:: TASK OBJECTIVE ::
Each line containing the word "Preference" should be found and copied.

# start of EXTRACTED RECORDS

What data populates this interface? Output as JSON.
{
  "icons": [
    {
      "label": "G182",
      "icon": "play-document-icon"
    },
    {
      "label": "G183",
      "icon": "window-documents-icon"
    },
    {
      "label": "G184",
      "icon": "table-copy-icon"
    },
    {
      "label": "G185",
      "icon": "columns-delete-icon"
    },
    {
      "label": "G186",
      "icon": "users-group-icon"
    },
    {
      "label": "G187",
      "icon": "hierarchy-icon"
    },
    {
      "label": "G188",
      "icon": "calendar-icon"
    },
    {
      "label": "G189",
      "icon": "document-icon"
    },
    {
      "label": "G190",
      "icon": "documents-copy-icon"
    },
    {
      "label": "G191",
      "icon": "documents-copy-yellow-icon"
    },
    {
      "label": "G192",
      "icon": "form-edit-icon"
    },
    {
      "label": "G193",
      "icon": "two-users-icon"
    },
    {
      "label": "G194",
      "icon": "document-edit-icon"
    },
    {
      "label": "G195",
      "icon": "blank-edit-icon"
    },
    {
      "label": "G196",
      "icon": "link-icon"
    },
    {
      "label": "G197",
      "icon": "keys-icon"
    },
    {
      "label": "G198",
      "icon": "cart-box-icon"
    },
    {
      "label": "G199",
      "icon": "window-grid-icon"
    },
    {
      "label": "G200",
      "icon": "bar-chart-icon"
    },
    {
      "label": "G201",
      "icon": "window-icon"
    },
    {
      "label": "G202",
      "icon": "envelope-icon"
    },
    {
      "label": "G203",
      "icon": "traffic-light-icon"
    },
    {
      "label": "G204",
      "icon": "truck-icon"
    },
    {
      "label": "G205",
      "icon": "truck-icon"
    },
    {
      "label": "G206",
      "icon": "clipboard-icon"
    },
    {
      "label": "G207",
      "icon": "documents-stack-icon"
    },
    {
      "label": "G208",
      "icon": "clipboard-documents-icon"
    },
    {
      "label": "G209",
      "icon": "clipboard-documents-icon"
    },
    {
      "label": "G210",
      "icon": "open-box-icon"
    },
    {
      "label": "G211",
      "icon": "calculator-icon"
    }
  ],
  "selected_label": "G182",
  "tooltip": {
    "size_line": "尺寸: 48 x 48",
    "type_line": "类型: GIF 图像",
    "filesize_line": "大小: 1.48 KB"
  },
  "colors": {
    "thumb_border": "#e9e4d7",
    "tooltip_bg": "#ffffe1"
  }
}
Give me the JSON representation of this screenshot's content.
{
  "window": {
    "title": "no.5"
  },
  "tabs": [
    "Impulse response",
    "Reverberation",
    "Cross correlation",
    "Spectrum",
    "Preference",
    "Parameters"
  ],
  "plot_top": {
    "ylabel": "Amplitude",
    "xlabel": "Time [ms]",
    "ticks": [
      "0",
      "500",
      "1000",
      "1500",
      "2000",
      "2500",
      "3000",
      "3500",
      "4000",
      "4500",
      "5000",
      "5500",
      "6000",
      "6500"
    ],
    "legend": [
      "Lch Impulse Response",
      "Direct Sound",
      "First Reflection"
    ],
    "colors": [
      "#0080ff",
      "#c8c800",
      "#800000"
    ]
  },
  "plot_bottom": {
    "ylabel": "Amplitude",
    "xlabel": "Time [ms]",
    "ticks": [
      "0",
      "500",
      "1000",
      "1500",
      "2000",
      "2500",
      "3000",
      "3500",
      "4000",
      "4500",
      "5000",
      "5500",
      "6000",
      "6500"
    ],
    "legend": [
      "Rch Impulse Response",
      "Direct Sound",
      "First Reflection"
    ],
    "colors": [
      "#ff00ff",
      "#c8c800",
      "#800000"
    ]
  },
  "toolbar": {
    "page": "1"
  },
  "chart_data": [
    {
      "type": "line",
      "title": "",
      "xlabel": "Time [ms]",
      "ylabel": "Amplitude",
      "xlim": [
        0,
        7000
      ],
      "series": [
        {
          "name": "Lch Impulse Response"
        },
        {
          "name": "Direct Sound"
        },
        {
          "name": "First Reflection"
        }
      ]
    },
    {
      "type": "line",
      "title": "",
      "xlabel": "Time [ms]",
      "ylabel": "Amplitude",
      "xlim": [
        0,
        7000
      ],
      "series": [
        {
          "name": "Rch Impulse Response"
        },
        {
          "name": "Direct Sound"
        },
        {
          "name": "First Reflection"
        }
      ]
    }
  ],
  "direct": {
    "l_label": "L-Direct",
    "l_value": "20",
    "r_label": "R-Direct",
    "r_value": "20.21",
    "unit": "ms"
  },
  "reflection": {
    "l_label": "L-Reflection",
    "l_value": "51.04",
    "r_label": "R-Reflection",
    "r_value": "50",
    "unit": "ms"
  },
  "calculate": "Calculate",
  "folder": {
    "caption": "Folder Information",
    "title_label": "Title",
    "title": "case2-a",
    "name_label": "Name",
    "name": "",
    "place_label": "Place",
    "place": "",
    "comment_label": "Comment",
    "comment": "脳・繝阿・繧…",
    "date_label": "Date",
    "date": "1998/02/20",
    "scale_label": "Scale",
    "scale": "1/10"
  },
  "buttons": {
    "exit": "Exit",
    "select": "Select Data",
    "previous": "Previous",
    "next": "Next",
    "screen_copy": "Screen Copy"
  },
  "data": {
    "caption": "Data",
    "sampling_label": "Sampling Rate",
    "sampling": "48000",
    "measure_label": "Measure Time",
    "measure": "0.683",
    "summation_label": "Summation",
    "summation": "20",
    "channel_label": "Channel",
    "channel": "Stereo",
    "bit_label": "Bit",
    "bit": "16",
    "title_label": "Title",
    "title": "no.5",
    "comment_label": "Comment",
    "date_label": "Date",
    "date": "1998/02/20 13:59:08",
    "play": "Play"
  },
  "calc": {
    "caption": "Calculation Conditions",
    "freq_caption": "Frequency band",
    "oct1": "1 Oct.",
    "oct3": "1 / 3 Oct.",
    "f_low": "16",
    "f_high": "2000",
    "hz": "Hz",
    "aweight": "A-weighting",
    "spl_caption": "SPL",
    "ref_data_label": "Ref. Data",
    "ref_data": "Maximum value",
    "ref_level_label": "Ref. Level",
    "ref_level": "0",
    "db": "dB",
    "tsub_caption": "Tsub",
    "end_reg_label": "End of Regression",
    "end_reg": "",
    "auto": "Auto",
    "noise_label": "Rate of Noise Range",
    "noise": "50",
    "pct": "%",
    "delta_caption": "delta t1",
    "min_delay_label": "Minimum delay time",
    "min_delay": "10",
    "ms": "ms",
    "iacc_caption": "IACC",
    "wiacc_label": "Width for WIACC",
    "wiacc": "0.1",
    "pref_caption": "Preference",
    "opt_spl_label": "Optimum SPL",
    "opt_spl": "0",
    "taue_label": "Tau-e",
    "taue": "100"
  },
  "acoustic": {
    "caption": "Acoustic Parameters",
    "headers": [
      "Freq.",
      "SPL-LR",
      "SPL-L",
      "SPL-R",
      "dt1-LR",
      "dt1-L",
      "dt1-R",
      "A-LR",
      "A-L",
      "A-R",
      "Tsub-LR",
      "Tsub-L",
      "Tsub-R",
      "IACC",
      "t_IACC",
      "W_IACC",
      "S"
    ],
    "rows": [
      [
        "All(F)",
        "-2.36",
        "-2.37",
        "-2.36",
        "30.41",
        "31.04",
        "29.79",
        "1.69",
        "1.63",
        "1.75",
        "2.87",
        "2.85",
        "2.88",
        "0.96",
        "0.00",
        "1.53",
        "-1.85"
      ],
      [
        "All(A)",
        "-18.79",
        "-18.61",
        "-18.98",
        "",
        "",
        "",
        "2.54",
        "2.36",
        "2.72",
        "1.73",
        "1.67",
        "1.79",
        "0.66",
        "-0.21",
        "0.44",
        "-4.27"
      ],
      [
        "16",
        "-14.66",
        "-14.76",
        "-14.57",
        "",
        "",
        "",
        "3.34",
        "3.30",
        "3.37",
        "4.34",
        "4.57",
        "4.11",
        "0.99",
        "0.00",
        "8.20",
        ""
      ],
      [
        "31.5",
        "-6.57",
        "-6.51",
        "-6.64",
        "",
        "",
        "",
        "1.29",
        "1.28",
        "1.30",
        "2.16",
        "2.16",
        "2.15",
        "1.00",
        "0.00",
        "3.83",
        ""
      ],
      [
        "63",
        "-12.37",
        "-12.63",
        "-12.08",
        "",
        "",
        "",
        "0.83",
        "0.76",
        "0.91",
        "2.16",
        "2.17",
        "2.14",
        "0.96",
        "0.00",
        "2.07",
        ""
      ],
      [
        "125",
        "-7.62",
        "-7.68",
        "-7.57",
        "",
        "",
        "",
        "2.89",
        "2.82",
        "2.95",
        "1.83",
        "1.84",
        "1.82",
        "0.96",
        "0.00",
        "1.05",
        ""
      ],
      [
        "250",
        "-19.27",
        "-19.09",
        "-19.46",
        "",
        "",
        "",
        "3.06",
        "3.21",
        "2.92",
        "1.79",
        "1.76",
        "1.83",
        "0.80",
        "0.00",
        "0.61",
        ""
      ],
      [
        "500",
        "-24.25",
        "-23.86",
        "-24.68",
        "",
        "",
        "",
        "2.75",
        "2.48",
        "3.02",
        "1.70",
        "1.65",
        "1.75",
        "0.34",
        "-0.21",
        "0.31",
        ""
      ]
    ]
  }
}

# end of EXTRACTED RECORDS

:: TASK ANSWER ::
    "Preference",
    "pref_caption": "Preference",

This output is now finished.